### What you have to do
Copy every record below exactly.

Stored data
+---+
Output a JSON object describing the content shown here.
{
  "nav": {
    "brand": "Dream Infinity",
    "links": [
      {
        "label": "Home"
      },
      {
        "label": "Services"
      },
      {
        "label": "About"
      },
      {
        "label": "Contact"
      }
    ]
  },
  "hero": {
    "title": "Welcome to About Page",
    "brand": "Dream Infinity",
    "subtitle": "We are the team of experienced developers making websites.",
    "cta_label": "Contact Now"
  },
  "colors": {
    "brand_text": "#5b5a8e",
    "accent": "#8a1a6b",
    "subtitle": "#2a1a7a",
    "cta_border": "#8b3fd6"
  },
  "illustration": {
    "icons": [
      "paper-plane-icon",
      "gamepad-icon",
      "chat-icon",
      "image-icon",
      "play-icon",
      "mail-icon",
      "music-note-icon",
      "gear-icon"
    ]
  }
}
+---+
### Completed task
Output a JSON object describing the content shown here.
{
  "nav": {
    "brand": "Dream Infinity",
    "links": [
      {
        "label": "Home"
      },
      {
        "label": "Services"
      },
      {
        "label": "About"
      },
      {
        "label": "Contact"
      }
    ]
  },
  "hero": {
    "title": "Welcome to About Page",
    "brand": "Dream Infinity",
    "subtitle": "We are the team of experienced developers making websites.",
    "cta_label": "Contact Now"
  },
  "colors": {
    "brand_text": "#5b5a8e",
    "accent": "#8a1a6b",
    "subtitle": "#2a1a7a",
    "cta_border": "#8b3fd6"
  },
  "illustration": {
    "icons": [
      "paper-plane-icon",
      "gamepad-icon",
      "chat-icon",
      "image-icon",
      "play-icon",
      "mail-icon",
      "music-note-icon",
      "gear-icon"
    ]
  }
}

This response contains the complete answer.